Excerpts from a figure dataset:
--*--

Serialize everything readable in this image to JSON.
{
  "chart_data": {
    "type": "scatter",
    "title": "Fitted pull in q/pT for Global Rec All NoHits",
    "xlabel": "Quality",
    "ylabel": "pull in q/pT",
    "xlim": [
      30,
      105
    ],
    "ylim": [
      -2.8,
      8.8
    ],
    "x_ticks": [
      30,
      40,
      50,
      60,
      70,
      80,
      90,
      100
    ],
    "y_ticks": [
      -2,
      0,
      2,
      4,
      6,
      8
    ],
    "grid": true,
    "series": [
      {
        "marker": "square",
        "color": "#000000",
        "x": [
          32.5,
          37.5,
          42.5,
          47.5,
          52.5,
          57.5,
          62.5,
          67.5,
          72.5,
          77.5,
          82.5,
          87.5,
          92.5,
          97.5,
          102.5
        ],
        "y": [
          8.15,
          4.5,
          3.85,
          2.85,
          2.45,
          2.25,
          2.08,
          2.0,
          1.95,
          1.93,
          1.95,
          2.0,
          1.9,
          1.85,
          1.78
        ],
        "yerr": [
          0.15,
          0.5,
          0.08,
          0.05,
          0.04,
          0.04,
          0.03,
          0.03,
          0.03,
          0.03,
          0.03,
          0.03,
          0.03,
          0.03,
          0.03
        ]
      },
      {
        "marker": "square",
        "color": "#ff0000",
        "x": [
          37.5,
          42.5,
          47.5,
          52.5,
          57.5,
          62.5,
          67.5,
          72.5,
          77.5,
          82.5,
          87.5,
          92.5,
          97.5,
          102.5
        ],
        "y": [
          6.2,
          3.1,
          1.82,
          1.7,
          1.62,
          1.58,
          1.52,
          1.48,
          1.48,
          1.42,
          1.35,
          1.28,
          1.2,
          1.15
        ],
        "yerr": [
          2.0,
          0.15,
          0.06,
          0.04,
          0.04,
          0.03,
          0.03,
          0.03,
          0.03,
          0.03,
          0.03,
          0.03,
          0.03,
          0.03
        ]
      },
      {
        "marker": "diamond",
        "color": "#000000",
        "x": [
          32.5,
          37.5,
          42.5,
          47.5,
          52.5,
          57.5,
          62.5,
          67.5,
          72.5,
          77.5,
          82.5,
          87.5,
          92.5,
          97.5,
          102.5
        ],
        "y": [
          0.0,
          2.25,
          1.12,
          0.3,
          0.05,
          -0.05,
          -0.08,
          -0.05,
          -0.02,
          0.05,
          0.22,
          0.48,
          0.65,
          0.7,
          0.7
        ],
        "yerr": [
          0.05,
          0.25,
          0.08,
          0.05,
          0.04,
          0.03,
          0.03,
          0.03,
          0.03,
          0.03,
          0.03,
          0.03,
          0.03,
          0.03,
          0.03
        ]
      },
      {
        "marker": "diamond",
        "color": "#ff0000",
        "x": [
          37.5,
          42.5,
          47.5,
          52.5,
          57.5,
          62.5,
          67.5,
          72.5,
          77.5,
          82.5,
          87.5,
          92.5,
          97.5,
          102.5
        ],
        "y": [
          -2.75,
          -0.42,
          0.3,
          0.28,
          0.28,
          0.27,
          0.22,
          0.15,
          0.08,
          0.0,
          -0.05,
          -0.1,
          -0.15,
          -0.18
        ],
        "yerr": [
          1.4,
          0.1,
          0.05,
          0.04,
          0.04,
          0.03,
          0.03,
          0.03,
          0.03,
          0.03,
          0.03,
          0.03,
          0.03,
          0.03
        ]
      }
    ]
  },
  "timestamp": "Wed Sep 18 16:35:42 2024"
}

--*--

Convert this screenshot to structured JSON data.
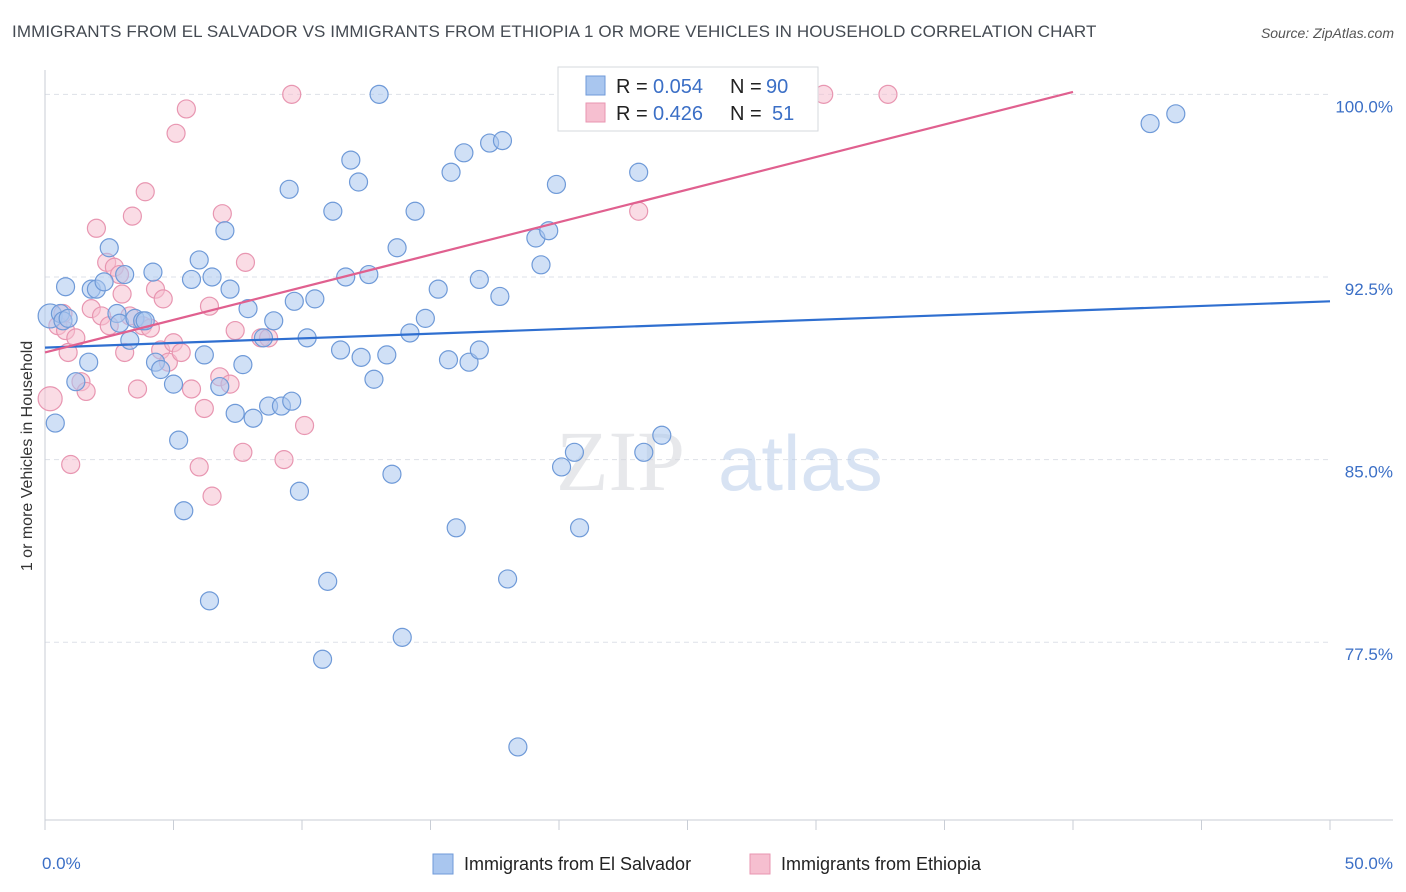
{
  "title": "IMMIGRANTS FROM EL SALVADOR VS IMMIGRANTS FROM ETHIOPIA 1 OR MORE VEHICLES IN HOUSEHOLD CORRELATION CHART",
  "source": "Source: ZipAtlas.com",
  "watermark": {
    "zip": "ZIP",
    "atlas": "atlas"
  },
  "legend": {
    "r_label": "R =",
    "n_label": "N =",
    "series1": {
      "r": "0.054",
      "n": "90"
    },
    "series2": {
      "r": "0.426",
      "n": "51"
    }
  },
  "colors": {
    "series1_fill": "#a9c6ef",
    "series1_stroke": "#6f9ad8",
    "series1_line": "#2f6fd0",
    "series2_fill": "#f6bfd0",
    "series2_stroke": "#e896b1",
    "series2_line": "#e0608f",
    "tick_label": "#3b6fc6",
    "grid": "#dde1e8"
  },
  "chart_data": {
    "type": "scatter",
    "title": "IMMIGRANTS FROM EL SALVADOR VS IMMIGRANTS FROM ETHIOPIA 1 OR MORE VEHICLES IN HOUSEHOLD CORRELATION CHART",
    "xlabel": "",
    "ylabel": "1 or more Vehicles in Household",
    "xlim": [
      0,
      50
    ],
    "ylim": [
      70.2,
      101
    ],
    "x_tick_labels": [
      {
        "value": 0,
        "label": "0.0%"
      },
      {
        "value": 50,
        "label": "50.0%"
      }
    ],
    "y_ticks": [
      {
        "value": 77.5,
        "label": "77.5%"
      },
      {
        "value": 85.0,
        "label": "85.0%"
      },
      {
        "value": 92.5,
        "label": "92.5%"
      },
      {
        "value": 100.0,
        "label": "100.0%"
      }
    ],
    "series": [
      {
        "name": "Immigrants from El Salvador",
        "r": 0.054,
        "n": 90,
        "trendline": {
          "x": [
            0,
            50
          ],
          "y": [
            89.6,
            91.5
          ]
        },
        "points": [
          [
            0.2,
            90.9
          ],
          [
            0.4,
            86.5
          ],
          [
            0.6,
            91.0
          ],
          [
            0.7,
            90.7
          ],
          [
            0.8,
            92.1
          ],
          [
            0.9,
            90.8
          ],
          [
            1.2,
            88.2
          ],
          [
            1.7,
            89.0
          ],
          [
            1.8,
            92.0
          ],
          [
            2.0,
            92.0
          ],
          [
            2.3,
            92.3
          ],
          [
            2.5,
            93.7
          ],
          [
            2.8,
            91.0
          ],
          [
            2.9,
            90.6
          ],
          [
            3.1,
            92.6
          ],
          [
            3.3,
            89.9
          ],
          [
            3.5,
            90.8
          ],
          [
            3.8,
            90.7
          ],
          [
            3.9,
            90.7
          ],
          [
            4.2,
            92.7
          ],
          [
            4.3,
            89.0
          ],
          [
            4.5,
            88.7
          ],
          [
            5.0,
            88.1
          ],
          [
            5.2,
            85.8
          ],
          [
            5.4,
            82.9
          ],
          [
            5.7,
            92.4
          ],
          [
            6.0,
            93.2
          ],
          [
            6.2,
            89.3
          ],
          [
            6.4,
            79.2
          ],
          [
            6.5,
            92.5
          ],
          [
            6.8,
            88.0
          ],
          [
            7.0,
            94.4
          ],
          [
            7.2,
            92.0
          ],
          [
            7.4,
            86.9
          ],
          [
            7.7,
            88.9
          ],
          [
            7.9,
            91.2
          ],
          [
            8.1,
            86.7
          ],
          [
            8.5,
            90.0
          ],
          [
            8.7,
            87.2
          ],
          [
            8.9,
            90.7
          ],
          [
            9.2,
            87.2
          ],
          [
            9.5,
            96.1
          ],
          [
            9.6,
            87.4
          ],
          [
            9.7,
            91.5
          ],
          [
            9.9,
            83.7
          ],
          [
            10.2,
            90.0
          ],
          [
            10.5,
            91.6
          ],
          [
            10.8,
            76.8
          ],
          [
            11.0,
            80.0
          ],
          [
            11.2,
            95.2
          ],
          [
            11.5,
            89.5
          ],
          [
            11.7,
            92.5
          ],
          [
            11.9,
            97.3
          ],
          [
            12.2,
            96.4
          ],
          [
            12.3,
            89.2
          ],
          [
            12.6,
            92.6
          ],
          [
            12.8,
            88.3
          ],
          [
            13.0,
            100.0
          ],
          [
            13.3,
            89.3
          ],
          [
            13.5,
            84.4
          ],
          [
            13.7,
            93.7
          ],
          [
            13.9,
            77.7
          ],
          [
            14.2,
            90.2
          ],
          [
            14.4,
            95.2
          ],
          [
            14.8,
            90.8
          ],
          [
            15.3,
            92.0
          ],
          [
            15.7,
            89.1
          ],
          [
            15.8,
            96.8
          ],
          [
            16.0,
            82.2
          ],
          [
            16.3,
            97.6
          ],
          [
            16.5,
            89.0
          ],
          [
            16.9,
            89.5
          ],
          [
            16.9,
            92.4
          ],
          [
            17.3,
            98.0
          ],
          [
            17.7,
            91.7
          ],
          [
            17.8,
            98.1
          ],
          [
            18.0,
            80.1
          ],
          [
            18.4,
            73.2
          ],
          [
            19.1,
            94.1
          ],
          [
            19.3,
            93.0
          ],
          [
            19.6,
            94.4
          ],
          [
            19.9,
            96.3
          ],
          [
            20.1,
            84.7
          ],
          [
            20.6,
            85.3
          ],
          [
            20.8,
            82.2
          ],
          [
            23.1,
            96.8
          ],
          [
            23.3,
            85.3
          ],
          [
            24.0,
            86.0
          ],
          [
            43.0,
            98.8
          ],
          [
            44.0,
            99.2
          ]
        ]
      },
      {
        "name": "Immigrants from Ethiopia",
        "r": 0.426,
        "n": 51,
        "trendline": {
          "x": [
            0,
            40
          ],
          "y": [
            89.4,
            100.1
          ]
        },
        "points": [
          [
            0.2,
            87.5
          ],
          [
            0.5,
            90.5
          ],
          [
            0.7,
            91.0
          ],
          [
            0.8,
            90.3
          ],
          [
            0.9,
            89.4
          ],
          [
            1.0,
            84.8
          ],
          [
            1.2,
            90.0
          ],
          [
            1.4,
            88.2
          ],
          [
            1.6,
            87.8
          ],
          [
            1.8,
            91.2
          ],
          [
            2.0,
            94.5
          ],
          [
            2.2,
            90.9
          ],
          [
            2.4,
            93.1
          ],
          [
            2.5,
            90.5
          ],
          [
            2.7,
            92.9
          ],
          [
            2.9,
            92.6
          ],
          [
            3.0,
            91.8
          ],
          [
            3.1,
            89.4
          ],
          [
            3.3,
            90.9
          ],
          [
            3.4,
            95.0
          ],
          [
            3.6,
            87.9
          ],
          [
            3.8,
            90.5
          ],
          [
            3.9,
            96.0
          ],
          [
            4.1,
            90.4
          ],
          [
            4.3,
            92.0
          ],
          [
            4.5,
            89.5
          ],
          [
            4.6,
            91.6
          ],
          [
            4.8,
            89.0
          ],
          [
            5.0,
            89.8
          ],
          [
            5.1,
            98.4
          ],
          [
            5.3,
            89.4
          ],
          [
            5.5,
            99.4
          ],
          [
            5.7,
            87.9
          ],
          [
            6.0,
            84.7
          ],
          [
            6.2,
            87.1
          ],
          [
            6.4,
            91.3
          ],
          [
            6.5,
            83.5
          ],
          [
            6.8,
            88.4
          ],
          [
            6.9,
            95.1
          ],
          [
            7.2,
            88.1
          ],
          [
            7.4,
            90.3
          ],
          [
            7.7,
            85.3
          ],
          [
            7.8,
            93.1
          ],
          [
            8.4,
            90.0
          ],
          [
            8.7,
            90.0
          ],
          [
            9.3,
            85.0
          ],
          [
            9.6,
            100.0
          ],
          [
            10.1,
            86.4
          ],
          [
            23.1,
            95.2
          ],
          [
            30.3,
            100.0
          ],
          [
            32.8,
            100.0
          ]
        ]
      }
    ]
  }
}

--*--

▸ YOUR OBJECTIVE: Show every line where the string "ylabel" appears.

▸ RESPONSE TO THIS TASK:
    "ylabel": "pull in q/pT",
    "ylabel": "1 or more Vehicles in Household",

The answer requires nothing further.